━━━ Data listing ━━━

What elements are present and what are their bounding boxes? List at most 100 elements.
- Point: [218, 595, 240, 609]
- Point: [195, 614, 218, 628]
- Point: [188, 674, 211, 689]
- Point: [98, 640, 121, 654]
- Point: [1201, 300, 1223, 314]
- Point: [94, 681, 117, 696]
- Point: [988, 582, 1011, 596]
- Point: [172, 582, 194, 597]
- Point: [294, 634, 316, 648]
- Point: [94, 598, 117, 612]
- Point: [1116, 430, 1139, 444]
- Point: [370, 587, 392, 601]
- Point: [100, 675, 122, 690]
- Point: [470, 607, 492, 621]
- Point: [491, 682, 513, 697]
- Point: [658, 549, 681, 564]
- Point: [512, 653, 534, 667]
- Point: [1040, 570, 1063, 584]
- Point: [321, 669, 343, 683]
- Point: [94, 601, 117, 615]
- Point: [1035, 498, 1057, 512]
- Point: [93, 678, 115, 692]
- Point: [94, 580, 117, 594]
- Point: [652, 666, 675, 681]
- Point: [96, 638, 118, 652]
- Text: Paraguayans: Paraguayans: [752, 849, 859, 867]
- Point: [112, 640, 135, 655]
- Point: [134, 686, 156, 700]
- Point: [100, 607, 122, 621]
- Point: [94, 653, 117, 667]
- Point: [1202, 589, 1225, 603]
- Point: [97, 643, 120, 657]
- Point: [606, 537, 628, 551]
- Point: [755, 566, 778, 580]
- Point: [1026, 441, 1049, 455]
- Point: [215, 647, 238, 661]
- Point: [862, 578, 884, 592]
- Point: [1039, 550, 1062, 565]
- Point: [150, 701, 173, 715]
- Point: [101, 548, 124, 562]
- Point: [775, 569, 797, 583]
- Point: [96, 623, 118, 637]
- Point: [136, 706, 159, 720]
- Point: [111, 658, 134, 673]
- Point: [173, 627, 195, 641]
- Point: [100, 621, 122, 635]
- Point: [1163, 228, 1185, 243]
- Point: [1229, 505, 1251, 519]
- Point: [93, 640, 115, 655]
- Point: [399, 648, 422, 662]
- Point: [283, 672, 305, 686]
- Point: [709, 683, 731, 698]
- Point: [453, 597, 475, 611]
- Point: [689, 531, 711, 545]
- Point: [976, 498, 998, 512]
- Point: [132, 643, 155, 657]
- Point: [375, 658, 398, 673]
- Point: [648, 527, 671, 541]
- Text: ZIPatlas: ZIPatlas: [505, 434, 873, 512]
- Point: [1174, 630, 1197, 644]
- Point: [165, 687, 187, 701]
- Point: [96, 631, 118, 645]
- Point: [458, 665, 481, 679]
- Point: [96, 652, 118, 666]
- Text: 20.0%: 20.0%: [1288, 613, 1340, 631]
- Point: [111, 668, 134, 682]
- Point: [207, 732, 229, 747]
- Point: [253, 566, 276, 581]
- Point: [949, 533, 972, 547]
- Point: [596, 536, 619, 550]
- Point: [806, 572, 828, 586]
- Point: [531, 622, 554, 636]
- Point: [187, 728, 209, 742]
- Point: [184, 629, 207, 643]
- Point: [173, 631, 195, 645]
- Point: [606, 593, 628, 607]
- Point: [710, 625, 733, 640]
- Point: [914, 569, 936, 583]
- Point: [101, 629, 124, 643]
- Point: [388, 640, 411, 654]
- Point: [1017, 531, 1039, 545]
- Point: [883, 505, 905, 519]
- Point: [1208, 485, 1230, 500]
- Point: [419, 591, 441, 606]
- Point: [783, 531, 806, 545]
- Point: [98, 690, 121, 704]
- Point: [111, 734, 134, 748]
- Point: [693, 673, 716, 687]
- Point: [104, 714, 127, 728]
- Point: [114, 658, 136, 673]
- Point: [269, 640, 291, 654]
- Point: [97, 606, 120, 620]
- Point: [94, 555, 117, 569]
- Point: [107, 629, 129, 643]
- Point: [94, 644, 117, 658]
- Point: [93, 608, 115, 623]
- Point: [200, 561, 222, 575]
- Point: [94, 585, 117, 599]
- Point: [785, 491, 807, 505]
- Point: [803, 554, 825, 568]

━━━

Please extract the lines of the records unchanged, starting at the first line and ending at the line that contains "- Point: [150, 701, 173, 715]", with both of those lines included.

What elements are present and what are their bounding boxes? List at most 100 elements.
- Point: [218, 595, 240, 609]
- Point: [195, 614, 218, 628]
- Point: [188, 674, 211, 689]
- Point: [98, 640, 121, 654]
- Point: [1201, 300, 1223, 314]
- Point: [94, 681, 117, 696]
- Point: [988, 582, 1011, 596]
- Point: [172, 582, 194, 597]
- Point: [294, 634, 316, 648]
- Point: [94, 598, 117, 612]
- Point: [1116, 430, 1139, 444]
- Point: [370, 587, 392, 601]
- Point: [100, 675, 122, 690]
- Point: [470, 607, 492, 621]
- Point: [491, 682, 513, 697]
- Point: [658, 549, 681, 564]
- Point: [512, 653, 534, 667]
- Point: [1040, 570, 1063, 584]
- Point: [321, 669, 343, 683]
- Point: [94, 601, 117, 615]
- Point: [1035, 498, 1057, 512]
- Point: [93, 678, 115, 692]
- Point: [94, 580, 117, 594]
- Point: [652, 666, 675, 681]
- Point: [96, 638, 118, 652]
- Text: Paraguayans: Paraguayans: [752, 849, 859, 867]
- Point: [112, 640, 135, 655]
- Point: [134, 686, 156, 700]
- Point: [100, 607, 122, 621]
- Point: [94, 653, 117, 667]
- Point: [1202, 589, 1225, 603]
- Point: [97, 643, 120, 657]
- Point: [606, 537, 628, 551]
- Point: [755, 566, 778, 580]
- Point: [1026, 441, 1049, 455]
- Point: [215, 647, 238, 661]
- Point: [862, 578, 884, 592]
- Point: [1039, 550, 1062, 565]
- Point: [150, 701, 173, 715]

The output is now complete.